Without skipping anything, write out each record below exactly.

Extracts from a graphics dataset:
[Begin]

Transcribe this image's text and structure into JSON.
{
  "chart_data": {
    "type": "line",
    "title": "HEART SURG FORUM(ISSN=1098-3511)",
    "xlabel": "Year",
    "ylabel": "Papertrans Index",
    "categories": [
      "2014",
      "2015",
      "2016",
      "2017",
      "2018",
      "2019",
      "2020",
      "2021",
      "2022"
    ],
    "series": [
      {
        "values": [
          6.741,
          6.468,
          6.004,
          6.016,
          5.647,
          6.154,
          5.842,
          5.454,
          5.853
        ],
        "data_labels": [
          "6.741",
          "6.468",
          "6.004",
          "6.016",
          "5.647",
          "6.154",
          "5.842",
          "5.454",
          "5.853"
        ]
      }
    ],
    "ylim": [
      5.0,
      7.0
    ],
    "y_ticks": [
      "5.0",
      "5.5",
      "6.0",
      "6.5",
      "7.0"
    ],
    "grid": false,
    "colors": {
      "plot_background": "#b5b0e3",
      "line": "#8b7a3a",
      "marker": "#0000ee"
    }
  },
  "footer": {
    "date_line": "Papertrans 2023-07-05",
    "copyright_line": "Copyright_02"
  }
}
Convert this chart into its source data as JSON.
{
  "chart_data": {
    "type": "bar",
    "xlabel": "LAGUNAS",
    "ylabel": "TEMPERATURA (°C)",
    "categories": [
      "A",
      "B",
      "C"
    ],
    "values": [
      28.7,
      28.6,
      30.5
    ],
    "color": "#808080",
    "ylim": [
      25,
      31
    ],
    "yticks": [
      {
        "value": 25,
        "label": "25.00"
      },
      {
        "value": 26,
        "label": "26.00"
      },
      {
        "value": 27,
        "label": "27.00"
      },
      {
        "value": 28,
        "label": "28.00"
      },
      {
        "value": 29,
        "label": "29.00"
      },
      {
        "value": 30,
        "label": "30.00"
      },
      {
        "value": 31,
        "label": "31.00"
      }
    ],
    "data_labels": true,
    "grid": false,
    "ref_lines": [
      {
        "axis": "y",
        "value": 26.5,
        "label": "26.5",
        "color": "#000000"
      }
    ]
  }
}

[End]

§ EXPECTED ANSWER
Transcribe this image's text and structure into JSON.
{
  "chart_data": {
    "type": "line",
    "title": "HEART SURG FORUM(ISSN=1098-3511)",
    "xlabel": "Year",
    "ylabel": "Papertrans Index",
    "categories": [
      "2014",
      "2015",
      "2016",
      "2017",
      "2018",
      "2019",
      "2020",
      "2021",
      "2022"
    ],
    "series": [
      {
        "values": [
          6.741,
          6.468,
          6.004,
          6.016,
          5.647,
          6.154,
          5.842,
          5.454,
          5.853
        ],
        "data_labels": [
          "6.741",
          "6.468",
          "6.004",
          "6.016",
          "5.647",
          "6.154",
          "5.842",
          "5.454",
          "5.853"
        ]
      }
    ],
    "ylim": [
      5.0,
      7.0
    ],
    "y_ticks": [
      "5.0",
      "5.5",
      "6.0",
      "6.5",
      "7.0"
    ],
    "grid": false,
    "colors": {
      "plot_background": "#b5b0e3",
      "line": "#8b7a3a",
      "marker": "#0000ee"
    }
  },
  "footer": {
    "date_line": "Papertrans 2023-07-05",
    "copyright_line": "Copyright_02"
  }
}
Convert this chart into its source data as JSON.
{
  "chart_data": {
    "type": "bar",
    "xlabel": "LAGUNAS",
    "ylabel": "TEMPERATURA (°C)",
    "categories": [
      "A",
      "B",
      "C"
    ],
    "values": [
      28.7,
      28.6,
      30.5
    ],
    "color": "#808080",
    "ylim": [
      25,
      31
    ],
    "yticks": [
      {
        "value": 25,
        "label": "25.00"
      },
      {
        "value": 26,
        "label": "26.00"
      },
      {
        "value": 27,
        "label": "27.00"
      },
      {
        "value": 28,
        "label": "28.00"
      },
      {
        "value": 29,
        "label": "29.00"
      },
      {
        "value": 30,
        "label": "30.00"
      },
      {
        "value": 31,
        "label": "31.00"
      }
    ],
    "data_labels": true,
    "grid": false,
    "ref_lines": [
      {
        "axis": "y",
        "value": 26.5,
        "label": "26.5",
        "color": "#000000"
      }
    ]
  }
}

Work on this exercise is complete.